-- Start Dataset extract --

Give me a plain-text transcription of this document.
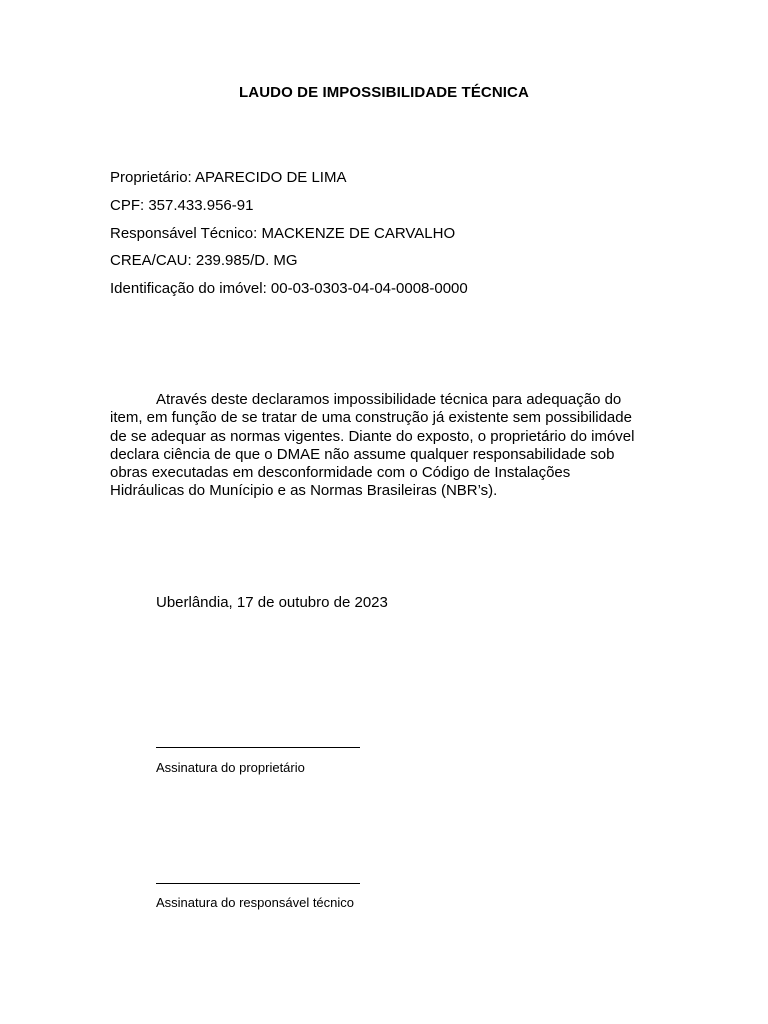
LAUDO DE IMPOSSIBILIDADE TÉCNICA
Proprietário: APARECIDO DE LIMA
CPF: 357.433.956-91
Responsável Técnico: MACKENZE DE CARVALHO
CREA/CAU: 239.985/D. MG
Identificação do imóvel: 00-03-0303-04-04-0008-0000

Através deste declaramos impossibilidade técnica para adequação do item, em função de se tratar de uma construção já existente sem possibilidade de se adequar as normas vigentes. Diante do exposto, o proprietário do imóvel declara ciência de que o DMAE não assume qualquer responsabilidade sob obras executadas em desconformidade com o Código de Instalações Hidráulicas do Munícipio e as Normas Brasileiras (NBR’s).

Uberlândia, 17 de outubro de 2023
Assinatura do proprietário
Assinatura do responsável técnico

-- End Dataset extract --

Set down the complete material exactly, but do not include the images.

Task response:
Give me a plain-text transcription of this document.
LAUDO DE IMPOSSIBILIDADE TÉCNICA
Proprietário: APARECIDO DE LIMA
CPF: 357.433.956-91
Responsável Técnico: MACKENZE DE CARVALHO
CREA/CAU: 239.985/D. MG
Identificação do imóvel: 00-03-0303-04-04-0008-0000

Através deste declaramos impossibilidade técnica para adequação do item, em função de se tratar de uma construção já existente sem possibilidade de se adequar as normas vigentes. Diante do exposto, o proprietário do imóvel declara ciência de que o DMAE não assume qualquer responsabilidade sob obras executadas em desconformidade com o Código de Instalações Hidráulicas do Munícipio e as Normas Brasileiras (NBR’s).

Uberlândia, 17 de outubro de 2023
Assinatura do proprietário
Assinatura do responsável técnico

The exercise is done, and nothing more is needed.